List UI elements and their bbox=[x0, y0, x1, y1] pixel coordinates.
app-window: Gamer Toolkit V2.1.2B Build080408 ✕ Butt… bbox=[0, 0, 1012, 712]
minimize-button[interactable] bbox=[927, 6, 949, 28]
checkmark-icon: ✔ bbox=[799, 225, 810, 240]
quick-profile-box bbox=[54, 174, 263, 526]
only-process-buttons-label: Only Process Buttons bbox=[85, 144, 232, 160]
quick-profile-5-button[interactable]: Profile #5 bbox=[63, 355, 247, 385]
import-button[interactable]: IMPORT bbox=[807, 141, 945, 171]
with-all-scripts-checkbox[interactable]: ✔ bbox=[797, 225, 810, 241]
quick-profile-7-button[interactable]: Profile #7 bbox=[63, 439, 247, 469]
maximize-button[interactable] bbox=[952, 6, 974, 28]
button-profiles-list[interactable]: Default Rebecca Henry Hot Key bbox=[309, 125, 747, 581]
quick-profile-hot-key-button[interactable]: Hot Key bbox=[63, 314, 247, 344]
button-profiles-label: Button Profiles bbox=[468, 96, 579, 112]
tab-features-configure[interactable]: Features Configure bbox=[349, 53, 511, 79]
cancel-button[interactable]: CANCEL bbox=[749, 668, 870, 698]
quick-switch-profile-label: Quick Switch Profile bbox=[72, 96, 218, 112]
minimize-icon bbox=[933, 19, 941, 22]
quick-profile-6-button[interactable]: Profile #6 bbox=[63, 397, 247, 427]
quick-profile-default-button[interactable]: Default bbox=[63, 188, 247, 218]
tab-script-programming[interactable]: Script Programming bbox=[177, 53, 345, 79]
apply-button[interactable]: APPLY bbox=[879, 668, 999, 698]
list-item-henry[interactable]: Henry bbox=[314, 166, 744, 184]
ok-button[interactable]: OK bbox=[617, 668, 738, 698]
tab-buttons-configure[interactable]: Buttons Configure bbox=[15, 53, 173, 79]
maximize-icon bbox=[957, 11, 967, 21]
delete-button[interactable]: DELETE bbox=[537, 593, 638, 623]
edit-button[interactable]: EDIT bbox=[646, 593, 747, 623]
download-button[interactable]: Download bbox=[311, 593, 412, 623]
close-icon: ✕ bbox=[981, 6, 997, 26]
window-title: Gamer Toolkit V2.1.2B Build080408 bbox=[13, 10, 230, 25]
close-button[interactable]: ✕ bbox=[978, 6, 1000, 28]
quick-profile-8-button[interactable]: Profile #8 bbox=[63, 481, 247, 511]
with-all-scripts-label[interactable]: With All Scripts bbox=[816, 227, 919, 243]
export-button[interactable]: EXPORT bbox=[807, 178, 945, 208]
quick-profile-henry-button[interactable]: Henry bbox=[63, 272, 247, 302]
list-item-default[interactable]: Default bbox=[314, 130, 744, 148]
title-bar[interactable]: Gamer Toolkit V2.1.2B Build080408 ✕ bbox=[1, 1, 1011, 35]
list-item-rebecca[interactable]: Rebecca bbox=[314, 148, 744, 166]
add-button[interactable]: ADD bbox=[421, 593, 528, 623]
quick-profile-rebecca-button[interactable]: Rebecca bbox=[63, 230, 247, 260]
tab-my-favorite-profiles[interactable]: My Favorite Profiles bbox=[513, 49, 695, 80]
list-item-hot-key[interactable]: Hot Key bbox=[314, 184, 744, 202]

Written problem – Write out, word for word, the lines from the start of the list above through the line containing "quick-profile-hot-key-button[interactable]: Hot Key".

Answer below –
List UI elements and their bbox=[x0, y0, x1, y1] pixel coordinates.
app-window: Gamer Toolkit V2.1.2B Build080408 ✕ Butt… bbox=[0, 0, 1012, 712]
minimize-button[interactable] bbox=[927, 6, 949, 28]
checkmark-icon: ✔ bbox=[799, 225, 810, 240]
quick-profile-box bbox=[54, 174, 263, 526]
only-process-buttons-label: Only Process Buttons bbox=[85, 144, 232, 160]
quick-profile-5-button[interactable]: Profile #5 bbox=[63, 355, 247, 385]
import-button[interactable]: IMPORT bbox=[807, 141, 945, 171]
with-all-scripts-checkbox[interactable]: ✔ bbox=[797, 225, 810, 241]
quick-profile-7-button[interactable]: Profile #7 bbox=[63, 439, 247, 469]
maximize-button[interactable] bbox=[952, 6, 974, 28]
button-profiles-list[interactable]: Default Rebecca Henry Hot Key bbox=[309, 125, 747, 581]
quick-profile-hot-key-button[interactable]: Hot Key bbox=[63, 314, 247, 344]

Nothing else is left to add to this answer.